SHORT EXERCISE: Locate each line in the records containing "Kliknij". Copy it.
──────── GIVEN INFORMATION
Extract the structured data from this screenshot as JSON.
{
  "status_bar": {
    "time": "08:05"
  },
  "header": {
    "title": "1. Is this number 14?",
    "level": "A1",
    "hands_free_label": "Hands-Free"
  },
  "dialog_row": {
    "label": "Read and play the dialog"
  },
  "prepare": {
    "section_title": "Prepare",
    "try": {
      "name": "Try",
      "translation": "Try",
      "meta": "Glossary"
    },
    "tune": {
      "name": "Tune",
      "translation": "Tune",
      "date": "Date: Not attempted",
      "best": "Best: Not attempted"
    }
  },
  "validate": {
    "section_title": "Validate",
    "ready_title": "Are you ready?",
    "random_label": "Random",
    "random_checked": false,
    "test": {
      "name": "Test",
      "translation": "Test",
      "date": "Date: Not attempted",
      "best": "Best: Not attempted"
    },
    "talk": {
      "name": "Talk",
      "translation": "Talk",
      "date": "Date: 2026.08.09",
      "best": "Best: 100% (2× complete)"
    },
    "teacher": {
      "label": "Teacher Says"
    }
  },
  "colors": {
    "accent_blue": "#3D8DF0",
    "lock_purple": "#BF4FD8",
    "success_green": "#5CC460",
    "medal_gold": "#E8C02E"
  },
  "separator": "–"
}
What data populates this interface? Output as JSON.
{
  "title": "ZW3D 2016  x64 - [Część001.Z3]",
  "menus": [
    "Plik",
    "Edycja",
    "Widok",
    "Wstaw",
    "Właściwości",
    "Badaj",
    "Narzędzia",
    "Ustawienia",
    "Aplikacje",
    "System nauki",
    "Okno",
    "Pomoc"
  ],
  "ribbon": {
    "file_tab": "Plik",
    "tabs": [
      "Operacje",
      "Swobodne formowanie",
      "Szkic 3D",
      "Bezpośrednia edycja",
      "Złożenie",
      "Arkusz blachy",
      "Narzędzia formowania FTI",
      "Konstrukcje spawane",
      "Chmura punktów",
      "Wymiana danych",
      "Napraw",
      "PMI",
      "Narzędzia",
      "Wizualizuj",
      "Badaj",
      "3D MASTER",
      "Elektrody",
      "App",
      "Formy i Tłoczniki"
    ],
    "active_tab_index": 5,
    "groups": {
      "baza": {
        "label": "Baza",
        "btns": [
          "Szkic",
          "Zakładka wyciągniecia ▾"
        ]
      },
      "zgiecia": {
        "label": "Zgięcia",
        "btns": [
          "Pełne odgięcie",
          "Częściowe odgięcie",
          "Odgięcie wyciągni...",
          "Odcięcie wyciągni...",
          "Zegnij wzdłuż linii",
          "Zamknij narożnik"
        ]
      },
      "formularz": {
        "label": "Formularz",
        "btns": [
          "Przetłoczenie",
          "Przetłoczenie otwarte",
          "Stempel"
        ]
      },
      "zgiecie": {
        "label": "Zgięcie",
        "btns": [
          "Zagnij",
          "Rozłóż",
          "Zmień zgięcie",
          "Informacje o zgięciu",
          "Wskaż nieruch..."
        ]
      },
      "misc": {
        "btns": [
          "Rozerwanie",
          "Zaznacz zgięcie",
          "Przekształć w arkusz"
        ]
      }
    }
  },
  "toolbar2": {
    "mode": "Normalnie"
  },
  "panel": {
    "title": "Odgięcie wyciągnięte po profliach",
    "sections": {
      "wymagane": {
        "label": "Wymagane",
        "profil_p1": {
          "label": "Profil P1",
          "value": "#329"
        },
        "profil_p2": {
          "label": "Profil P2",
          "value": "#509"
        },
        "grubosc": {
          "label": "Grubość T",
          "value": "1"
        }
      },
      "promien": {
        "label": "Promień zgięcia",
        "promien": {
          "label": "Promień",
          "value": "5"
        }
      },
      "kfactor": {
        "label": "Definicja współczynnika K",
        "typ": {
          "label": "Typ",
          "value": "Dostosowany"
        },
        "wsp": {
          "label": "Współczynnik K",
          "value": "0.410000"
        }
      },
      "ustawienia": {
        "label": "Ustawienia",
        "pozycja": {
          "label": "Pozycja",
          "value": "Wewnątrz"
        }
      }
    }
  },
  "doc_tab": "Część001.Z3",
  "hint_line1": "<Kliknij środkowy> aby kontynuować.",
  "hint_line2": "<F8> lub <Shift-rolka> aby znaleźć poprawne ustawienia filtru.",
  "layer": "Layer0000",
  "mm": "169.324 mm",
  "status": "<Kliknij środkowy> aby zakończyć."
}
────────────────
RESULT:
  "hint_line1": "<Kliknij środkowy> aby kontynuować.",
  "status": "<Kliknij środkowy> aby zakończyć."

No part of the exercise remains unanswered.